* **Direction**:
Put every line of the records into a Markdown table with two columns, Row for its number and Line for its text. Leave out blank lines.

= = = = =

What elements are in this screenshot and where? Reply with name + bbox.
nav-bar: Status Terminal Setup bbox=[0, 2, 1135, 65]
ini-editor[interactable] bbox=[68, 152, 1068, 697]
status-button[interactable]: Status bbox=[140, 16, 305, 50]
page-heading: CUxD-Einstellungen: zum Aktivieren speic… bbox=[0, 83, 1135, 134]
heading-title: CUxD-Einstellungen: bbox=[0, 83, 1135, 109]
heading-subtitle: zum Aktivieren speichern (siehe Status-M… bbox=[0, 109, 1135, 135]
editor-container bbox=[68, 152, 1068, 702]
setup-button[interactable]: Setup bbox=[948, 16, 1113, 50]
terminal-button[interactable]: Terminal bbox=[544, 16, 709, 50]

= = = = =

* **Written response**:
| Row | Line |
|---|---|
| 1 | What elements are in this screenshot and where? Reply with name + bbox. |
| 2 | nav-bar: Status Terminal Setup bbox=[0, 2, 1135, 65] |
| 3 | ini-editor[interactable] bbox=[68, 152, 1068, 697] |
| 4 | status-button[interactable]: Status bbox=[140, 16, 305, 50] |
| 5 | page-heading: CUxD-Einstellungen: zum Aktivieren speic… bbox=[0, 83, 1135, 134] |
| 6 | heading-title: CUxD-Einstellungen: bbox=[0, 83, 1135, 109] |
| 7 | heading-subtitle: zum Aktivieren speichern (siehe Status-M… bbox=[0, 109, 1135, 135] |
| 8 | editor-container bbox=[68, 152, 1068, 702] |
| 9 | setup-button[interactable]: Setup bbox=[948, 16, 1113, 50] |
| 10 | terminal-button[interactable]: Terminal bbox=[544, 16, 709, 50] |